##### Data excerpts #####
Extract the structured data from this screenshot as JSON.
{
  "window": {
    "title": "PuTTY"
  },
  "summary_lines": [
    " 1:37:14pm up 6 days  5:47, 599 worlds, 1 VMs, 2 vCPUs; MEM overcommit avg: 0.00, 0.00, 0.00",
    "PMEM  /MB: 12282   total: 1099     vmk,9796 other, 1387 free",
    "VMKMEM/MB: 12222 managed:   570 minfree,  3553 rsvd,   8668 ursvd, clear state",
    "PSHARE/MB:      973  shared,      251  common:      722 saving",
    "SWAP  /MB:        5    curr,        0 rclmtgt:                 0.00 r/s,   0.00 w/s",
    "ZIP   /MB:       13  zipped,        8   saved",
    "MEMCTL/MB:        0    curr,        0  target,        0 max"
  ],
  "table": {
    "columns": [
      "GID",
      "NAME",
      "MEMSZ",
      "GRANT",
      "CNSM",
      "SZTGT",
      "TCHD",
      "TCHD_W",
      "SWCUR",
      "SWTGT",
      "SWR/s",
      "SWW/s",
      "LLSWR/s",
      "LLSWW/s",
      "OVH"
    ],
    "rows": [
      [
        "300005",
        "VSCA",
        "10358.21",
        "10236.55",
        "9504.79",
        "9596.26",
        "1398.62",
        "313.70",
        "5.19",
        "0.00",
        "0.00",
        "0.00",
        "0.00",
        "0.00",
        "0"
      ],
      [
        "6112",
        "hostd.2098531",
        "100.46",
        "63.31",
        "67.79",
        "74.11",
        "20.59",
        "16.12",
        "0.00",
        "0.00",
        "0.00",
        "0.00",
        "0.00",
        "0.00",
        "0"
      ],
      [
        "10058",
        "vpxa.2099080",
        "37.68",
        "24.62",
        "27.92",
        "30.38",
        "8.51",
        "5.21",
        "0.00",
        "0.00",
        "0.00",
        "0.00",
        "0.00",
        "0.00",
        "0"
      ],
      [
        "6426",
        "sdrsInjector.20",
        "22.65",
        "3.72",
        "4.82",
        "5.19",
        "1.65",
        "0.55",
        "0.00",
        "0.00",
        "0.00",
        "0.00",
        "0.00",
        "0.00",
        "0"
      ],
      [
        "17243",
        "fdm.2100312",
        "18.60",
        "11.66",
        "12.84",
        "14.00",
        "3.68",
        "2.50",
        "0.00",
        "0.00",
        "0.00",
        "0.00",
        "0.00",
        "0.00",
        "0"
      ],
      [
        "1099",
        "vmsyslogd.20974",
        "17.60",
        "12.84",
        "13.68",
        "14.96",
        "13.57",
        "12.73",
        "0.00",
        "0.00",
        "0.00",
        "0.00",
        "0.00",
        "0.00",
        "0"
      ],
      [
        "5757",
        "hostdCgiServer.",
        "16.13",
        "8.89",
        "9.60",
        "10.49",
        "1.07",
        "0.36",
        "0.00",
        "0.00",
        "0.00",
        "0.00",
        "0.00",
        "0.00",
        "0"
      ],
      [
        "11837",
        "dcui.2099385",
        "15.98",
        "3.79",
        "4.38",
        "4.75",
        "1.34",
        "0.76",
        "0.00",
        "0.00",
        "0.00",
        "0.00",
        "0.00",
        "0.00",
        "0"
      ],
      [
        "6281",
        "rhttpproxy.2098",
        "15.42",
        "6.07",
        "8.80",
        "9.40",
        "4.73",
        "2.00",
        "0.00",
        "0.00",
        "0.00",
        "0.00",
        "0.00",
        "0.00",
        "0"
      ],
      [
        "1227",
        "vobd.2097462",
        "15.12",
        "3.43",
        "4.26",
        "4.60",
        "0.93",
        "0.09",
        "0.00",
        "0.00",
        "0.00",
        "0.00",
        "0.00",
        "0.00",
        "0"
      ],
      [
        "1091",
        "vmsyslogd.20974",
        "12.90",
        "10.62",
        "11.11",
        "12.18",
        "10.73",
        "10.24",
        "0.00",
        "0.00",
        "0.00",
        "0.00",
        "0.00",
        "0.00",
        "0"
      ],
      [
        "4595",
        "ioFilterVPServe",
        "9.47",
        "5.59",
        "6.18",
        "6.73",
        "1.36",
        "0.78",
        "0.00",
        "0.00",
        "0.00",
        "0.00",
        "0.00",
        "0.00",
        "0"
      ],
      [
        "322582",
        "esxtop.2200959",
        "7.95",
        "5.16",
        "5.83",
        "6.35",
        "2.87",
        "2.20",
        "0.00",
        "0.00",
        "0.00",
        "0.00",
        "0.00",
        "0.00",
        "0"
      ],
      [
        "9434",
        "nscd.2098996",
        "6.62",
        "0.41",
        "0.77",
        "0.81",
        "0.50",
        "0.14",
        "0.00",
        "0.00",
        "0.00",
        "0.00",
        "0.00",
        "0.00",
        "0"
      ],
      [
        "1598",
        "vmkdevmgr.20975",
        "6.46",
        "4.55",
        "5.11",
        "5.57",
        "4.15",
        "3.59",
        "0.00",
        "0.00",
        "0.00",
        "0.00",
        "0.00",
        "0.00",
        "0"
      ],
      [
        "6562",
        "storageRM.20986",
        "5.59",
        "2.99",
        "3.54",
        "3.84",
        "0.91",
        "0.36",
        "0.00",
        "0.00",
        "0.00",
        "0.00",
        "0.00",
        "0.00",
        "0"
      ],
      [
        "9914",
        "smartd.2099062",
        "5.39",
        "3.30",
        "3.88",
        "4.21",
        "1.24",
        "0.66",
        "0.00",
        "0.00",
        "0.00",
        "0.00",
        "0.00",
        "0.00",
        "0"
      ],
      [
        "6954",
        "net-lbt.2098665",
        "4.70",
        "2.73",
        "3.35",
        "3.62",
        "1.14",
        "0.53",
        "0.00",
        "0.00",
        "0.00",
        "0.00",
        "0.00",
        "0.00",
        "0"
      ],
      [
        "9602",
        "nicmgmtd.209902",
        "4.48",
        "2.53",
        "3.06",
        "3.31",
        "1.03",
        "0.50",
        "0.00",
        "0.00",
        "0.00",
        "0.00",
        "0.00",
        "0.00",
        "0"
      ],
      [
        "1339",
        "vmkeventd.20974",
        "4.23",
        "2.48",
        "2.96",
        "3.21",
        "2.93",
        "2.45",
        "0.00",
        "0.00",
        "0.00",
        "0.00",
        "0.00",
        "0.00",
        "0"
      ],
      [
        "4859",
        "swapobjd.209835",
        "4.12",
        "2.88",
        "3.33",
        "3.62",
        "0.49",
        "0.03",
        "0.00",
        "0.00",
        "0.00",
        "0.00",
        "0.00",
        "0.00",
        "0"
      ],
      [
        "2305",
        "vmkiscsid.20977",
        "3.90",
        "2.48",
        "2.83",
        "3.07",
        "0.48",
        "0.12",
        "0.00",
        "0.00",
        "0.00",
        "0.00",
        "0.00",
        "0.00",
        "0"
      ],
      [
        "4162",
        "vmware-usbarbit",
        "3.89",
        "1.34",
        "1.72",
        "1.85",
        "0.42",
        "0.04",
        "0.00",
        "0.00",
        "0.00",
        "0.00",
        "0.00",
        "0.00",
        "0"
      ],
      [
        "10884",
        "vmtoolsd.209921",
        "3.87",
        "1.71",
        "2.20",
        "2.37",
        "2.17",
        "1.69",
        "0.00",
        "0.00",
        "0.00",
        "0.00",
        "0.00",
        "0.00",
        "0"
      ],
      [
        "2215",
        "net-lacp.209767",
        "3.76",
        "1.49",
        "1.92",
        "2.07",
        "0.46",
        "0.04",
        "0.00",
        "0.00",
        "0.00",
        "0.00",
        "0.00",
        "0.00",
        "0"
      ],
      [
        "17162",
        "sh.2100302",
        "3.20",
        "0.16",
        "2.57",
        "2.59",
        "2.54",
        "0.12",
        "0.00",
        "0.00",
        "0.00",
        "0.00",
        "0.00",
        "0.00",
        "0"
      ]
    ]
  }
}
#####
→ Instructions for the task
Output all records verbatim.

→ Solution for this problem
Extract the structured data from this screenshot as JSON.
{
  "window": {
    "title": "PuTTY"
  },
  "summary_lines": [
    " 1:37:14pm up 6 days  5:47, 599 worlds, 1 VMs, 2 vCPUs; MEM overcommit avg: 0.00, 0.00, 0.00",
    "PMEM  /MB: 12282   total: 1099     vmk,9796 other, 1387 free",
    "VMKMEM/MB: 12222 managed:   570 minfree,  3553 rsvd,   8668 ursvd, clear state",
    "PSHARE/MB:      973  shared,      251  common:      722 saving",
    "SWAP  /MB:        5    curr,        0 rclmtgt:                 0.00 r/s,   0.00 w/s",
    "ZIP   /MB:       13  zipped,        8   saved",
    "MEMCTL/MB:        0    curr,        0  target,        0 max"
  ],
  "table": {
    "columns": [
      "GID",
      "NAME",
      "MEMSZ",
      "GRANT",
      "CNSM",
      "SZTGT",
      "TCHD",
      "TCHD_W",
      "SWCUR",
      "SWTGT",
      "SWR/s",
      "SWW/s",
      "LLSWR/s",
      "LLSWW/s",
      "OVH"
    ],
    "rows": [
      [
        "300005",
        "VSCA",
        "10358.21",
        "10236.55",
        "9504.79",
        "9596.26",
        "1398.62",
        "313.70",
        "5.19",
        "0.00",
        "0.00",
        "0.00",
        "0.00",
        "0.00",
        "0"
      ],
      [
        "6112",
        "hostd.2098531",
        "100.46",
        "63.31",
        "67.79",
        "74.11",
        "20.59",
        "16.12",
        "0.00",
        "0.00",
        "0.00",
        "0.00",
        "0.00",
        "0.00",
        "0"
      ],
      [
        "10058",
        "vpxa.2099080",
        "37.68",
        "24.62",
        "27.92",
        "30.38",
        "8.51",
        "5.21",
        "0.00",
        "0.00",
        "0.00",
        "0.00",
        "0.00",
        "0.00",
        "0"
      ],
      [
        "6426",
        "sdrsInjector.20",
        "22.65",
        "3.72",
        "4.82",
        "5.19",
        "1.65",
        "0.55",
        "0.00",
        "0.00",
        "0.00",
        "0.00",
        "0.00",
        "0.00",
        "0"
      ],
      [
        "17243",
        "fdm.2100312",
        "18.60",
        "11.66",
        "12.84",
        "14.00",
        "3.68",
        "2.50",
        "0.00",
        "0.00",
        "0.00",
        "0.00",
        "0.00",
        "0.00",
        "0"
      ],
      [
        "1099",
        "vmsyslogd.20974",
        "17.60",
        "12.84",
        "13.68",
        "14.96",
        "13.57",
        "12.73",
        "0.00",
        "0.00",
        "0.00",
        "0.00",
        "0.00",
        "0.00",
        "0"
      ],
      [
        "5757",
        "hostdCgiServer.",
        "16.13",
        "8.89",
        "9.60",
        "10.49",
        "1.07",
        "0.36",
        "0.00",
        "0.00",
        "0.00",
        "0.00",
        "0.00",
        "0.00",
        "0"
      ],
      [
        "11837",
        "dcui.2099385",
        "15.98",
        "3.79",
        "4.38",
        "4.75",
        "1.34",
        "0.76",
        "0.00",
        "0.00",
        "0.00",
        "0.00",
        "0.00",
        "0.00",
        "0"
      ],
      [
        "6281",
        "rhttpproxy.2098",
        "15.42",
        "6.07",
        "8.80",
        "9.40",
        "4.73",
        "2.00",
        "0.00",
        "0.00",
        "0.00",
        "0.00",
        "0.00",
        "0.00",
        "0"
      ],
      [
        "1227",
        "vobd.2097462",
        "15.12",
        "3.43",
        "4.26",
        "4.60",
        "0.93",
        "0.09",
        "0.00",
        "0.00",
        "0.00",
        "0.00",
        "0.00",
        "0.00",
        "0"
      ],
      [
        "1091",
        "vmsyslogd.20974",
        "12.90",
        "10.62",
        "11.11",
        "12.18",
        "10.73",
        "10.24",
        "0.00",
        "0.00",
        "0.00",
        "0.00",
        "0.00",
        "0.00",
        "0"
      ],
      [
        "4595",
        "ioFilterVPServe",
        "9.47",
        "5.59",
        "6.18",
        "6.73",
        "1.36",
        "0.78",
        "0.00",
        "0.00",
        "0.00",
        "0.00",
        "0.00",
        "0.00",
        "0"
      ],
      [
        "322582",
        "esxtop.2200959",
        "7.95",
        "5.16",
        "5.83",
        "6.35",
        "2.87",
        "2.20",
        "0.00",
        "0.00",
        "0.00",
        "0.00",
        "0.00",
        "0.00",
        "0"
      ],
      [
        "9434",
        "nscd.2098996",
        "6.62",
        "0.41",
        "0.77",
        "0.81",
        "0.50",
        "0.14",
        "0.00",
        "0.00",
        "0.00",
        "0.00",
        "0.00",
        "0.00",
        "0"
      ],
      [
        "1598",
        "vmkdevmgr.20975",
        "6.46",
        "4.55",
        "5.11",
        "5.57",
        "4.15",
        "3.59",
        "0.00",
        "0.00",
        "0.00",
        "0.00",
        "0.00",
        "0.00",
        "0"
      ],
      [
        "6562",
        "storageRM.20986",
        "5.59",
        "2.99",
        "3.54",
        "3.84",
        "0.91",
        "0.36",
        "0.00",
        "0.00",
        "0.00",
        "0.00",
        "0.00",
        "0.00",
        "0"
      ],
      [
        "9914",
        "smartd.2099062",
        "5.39",
        "3.30",
        "3.88",
        "4.21",
        "1.24",
        "0.66",
        "0.00",
        "0.00",
        "0.00",
        "0.00",
        "0.00",
        "0.00",
        "0"
      ],
      [
        "6954",
        "net-lbt.2098665",
        "4.70",
        "2.73",
        "3.35",
        "3.62",
        "1.14",
        "0.53",
        "0.00",
        "0.00",
        "0.00",
        "0.00",
        "0.00",
        "0.00",
        "0"
      ],
      [
        "9602",
        "nicmgmtd.209902",
        "4.48",
        "2.53",
        "3.06",
        "3.31",
        "1.03",
        "0.50",
        "0.00",
        "0.00",
        "0.00",
        "0.00",
        "0.00",
        "0.00",
        "0"
      ],
      [
        "1339",
        "vmkeventd.20974",
        "4.23",
        "2.48",
        "2.96",
        "3.21",
        "2.93",
        "2.45",
        "0.00",
        "0.00",
        "0.00",
        "0.00",
        "0.00",
        "0.00",
        "0"
      ],
      [
        "4859",
        "swapobjd.209835",
        "4.12",
        "2.88",
        "3.33",
        "3.62",
        "0.49",
        "0.03",
        "0.00",
        "0.00",
        "0.00",
        "0.00",
        "0.00",
        "0.00",
        "0"
      ],
      [
        "2305",
        "vmkiscsid.20977",
        "3.90",
        "2.48",
        "2.83",
        "3.07",
        "0.48",
        "0.12",
        "0.00",
        "0.00",
        "0.00",
        "0.00",
        "0.00",
        "0.00",
        "0"
      ],
      [
        "4162",
        "vmware-usbarbit",
        "3.89",
        "1.34",
        "1.72",
        "1.85",
        "0.42",
        "0.04",
        "0.00",
        "0.00",
        "0.00",
        "0.00",
        "0.00",
        "0.00",
        "0"
      ],
      [
        "10884",
        "vmtoolsd.209921",
        "3.87",
        "1.71",
        "2.20",
        "2.37",
        "2.17",
        "1.69",
        "0.00",
        "0.00",
        "0.00",
        "0.00",
        "0.00",
        "0.00",
        "0"
      ],
      [
        "2215",
        "net-lacp.209767",
        "3.76",
        "1.49",
        "1.92",
        "2.07",
        "0.46",
        "0.04",
        "0.00",
        "0.00",
        "0.00",
        "0.00",
        "0.00",
        "0.00",
        "0"
      ],
      [
        "17162",
        "sh.2100302",
        "3.20",
        "0.16",
        "2.57",
        "2.59",
        "2.54",
        "0.12",
        "0.00",
        "0.00",
        "0.00",
        "0.00",
        "0.00",
        "0.00",
        "0"
      ]
    ]
  }
}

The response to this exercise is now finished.